Dataset entries:
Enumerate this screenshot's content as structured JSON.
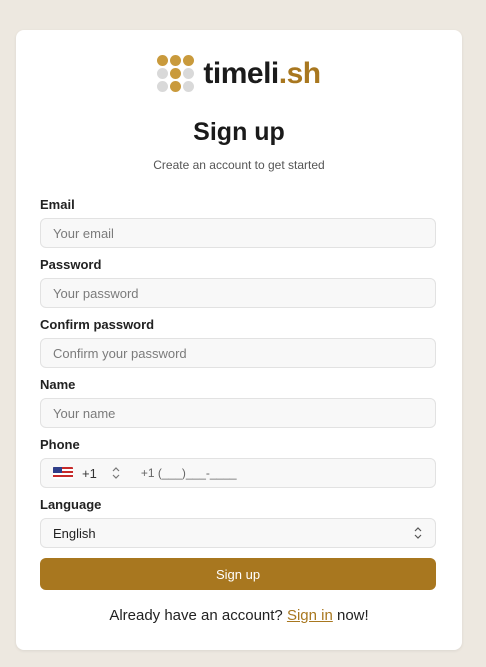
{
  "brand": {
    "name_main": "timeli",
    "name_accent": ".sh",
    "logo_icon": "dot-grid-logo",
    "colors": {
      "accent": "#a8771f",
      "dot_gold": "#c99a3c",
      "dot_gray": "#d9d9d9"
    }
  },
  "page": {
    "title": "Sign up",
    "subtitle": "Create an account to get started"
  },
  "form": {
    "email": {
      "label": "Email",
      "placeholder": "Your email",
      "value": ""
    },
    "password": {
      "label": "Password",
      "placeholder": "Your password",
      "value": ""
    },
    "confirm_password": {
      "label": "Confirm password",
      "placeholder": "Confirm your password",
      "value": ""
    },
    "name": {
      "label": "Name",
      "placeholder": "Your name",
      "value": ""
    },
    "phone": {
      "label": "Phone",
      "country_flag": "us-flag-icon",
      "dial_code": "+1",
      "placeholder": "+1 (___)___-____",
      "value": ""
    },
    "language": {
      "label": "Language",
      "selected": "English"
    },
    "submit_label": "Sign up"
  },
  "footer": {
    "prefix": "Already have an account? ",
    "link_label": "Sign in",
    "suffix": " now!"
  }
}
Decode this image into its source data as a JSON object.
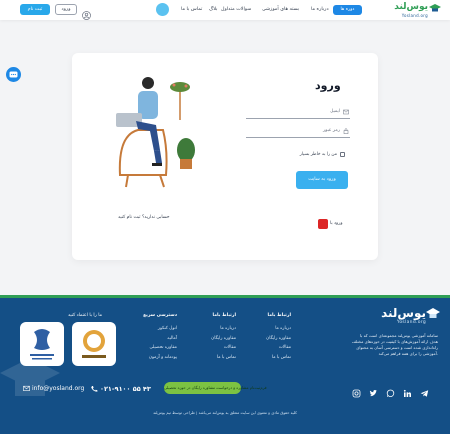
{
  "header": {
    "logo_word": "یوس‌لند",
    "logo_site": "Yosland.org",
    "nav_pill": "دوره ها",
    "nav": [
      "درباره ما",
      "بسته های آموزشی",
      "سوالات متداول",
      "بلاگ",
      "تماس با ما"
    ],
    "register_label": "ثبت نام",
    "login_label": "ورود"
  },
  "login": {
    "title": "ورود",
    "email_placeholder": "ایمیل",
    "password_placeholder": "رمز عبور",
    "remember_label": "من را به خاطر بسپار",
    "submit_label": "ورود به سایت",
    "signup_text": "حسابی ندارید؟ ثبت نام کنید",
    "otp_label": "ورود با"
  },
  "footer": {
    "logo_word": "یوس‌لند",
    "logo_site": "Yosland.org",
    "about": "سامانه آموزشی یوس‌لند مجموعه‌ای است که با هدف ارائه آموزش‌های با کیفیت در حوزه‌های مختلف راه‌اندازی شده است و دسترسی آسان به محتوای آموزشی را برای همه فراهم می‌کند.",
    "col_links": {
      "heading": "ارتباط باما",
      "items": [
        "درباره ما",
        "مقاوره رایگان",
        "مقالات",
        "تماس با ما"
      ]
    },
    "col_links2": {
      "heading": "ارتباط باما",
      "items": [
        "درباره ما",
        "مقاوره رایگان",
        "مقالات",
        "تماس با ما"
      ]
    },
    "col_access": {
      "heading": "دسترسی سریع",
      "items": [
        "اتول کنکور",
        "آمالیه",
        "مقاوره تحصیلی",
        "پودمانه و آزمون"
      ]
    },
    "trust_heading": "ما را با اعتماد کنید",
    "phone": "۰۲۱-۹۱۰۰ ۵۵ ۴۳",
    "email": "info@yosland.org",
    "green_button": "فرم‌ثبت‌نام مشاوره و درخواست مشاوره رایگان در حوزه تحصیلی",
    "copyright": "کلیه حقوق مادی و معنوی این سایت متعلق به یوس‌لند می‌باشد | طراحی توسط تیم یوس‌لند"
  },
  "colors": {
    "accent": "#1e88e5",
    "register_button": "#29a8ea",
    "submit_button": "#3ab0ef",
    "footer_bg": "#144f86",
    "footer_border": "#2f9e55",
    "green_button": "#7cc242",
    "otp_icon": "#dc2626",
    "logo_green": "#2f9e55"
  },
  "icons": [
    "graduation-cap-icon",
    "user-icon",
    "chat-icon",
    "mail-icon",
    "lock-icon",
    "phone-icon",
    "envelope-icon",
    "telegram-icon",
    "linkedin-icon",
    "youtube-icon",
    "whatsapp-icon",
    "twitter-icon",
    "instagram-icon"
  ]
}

Your task:
Copy out all the records exactly, excluding pictures.

Exercise result:
Enumerate this screenshot's content as structured JSON.
{
  "brand": {
    "name_main": "timeli",
    "name_accent": ".sh",
    "logo_icon": "dot-grid-logo",
    "colors": {
      "accent": "#a8771f",
      "dot_gold": "#c99a3c",
      "dot_gray": "#d9d9d9"
    }
  },
  "page": {
    "title": "Sign up",
    "subtitle": "Create an account to get started"
  },
  "form": {
    "email": {
      "label": "Email",
      "placeholder": "Your email",
      "value": ""
    },
    "password": {
      "label": "Password",
      "placeholder": "Your password",
      "value": ""
    },
    "confirm_password": {
      "label": "Confirm password",
      "placeholder": "Confirm your password",
      "value": ""
    },
    "name": {
      "label": "Name",
      "placeholder": "Your name",
      "value": ""
    },
    "phone": {
      "label": "Phone",
      "country_flag": "us-flag-icon",
      "dial_code": "+1",
      "placeholder": "+1 (___)___-____",
      "value": ""
    },
    "language": {
      "label": "Language",
      "selected": "English"
    },
    "submit_label": "Sign up"
  },
  "footer": {
    "prefix": "Already have an account? ",
    "link_label": "Sign in",
    "suffix": " now!"
  }
}
Decode this image into its source data as a JSON object.
{
  "header": {
    "logo_word": "یوس‌لند",
    "logo_site": "Yosland.org",
    "nav_pill": "دوره ها",
    "nav": [
      "درباره ما",
      "بسته های آموزشی",
      "سوالات متداول",
      "بلاگ",
      "تماس با ما"
    ],
    "register_label": "ثبت نام",
    "login_label": "ورود"
  },
  "login": {
    "title": "ورود",
    "email_placeholder": "ایمیل",
    "password_placeholder": "رمز عبور",
    "remember_label": "من را به خاطر بسپار",
    "submit_label": "ورود به سایت",
    "signup_text": "حسابی ندارید؟ ثبت نام کنید",
    "otp_label": "ورود با"
  },
  "footer": {
    "logo_word": "یوس‌لند",
    "logo_site": "Yosland.org",
    "about": "سامانه آموزشی یوس‌لند مجموعه‌ای است که با هدف ارائه آموزش‌های با کیفیت در حوزه‌های مختلف راه‌اندازی شده است و دسترسی آسان به محتوای آموزشی را برای همه فراهم می‌کند.",
    "col_links": {
      "heading": "ارتباط باما",
      "items": [
        "درباره ما",
        "مقاوره رایگان",
        "مقالات",
        "تماس با ما"
      ]
    },
    "col_links2": {
      "heading": "ارتباط باما",
      "items": [
        "درباره ما",
        "مقاوره رایگان",
        "مقالات",
        "تماس با ما"
      ]
    },
    "col_access": {
      "heading": "دسترسی سریع",
      "items": [
        "اتول کنکور",
        "آمالیه",
        "مقاوره تحصیلی",
        "پودمانه و آزمون"
      ]
    },
    "trust_heading": "ما را با اعتماد کنید",
    "phone": "۰۲۱-۹۱۰۰ ۵۵ ۴۳",
    "email": "info@yosland.org",
    "green_button": "فرم‌ثبت‌نام مشاوره و درخواست مشاوره رایگان در حوزه تحصیلی",
    "copyright": "کلیه حقوق مادی و معنوی این سایت متعلق به یوس‌لند می‌باشد | طراحی توسط تیم یوس‌لند"
  },
  "colors": {
    "accent": "#1e88e5",
    "register_button": "#29a8ea",
    "submit_button": "#3ab0ef",
    "footer_bg": "#144f86",
    "footer_border": "#2f9e55",
    "green_button": "#7cc242",
    "otp_icon": "#dc2626",
    "logo_green": "#2f9e55"
  },
  "icons": [
    "graduation-cap-icon",
    "user-icon",
    "chat-icon",
    "mail-icon",
    "lock-icon",
    "phone-icon",
    "envelope-icon",
    "telegram-icon",
    "linkedin-icon",
    "youtube-icon",
    "whatsapp-icon",
    "twitter-icon",
    "instagram-icon"
  ]
}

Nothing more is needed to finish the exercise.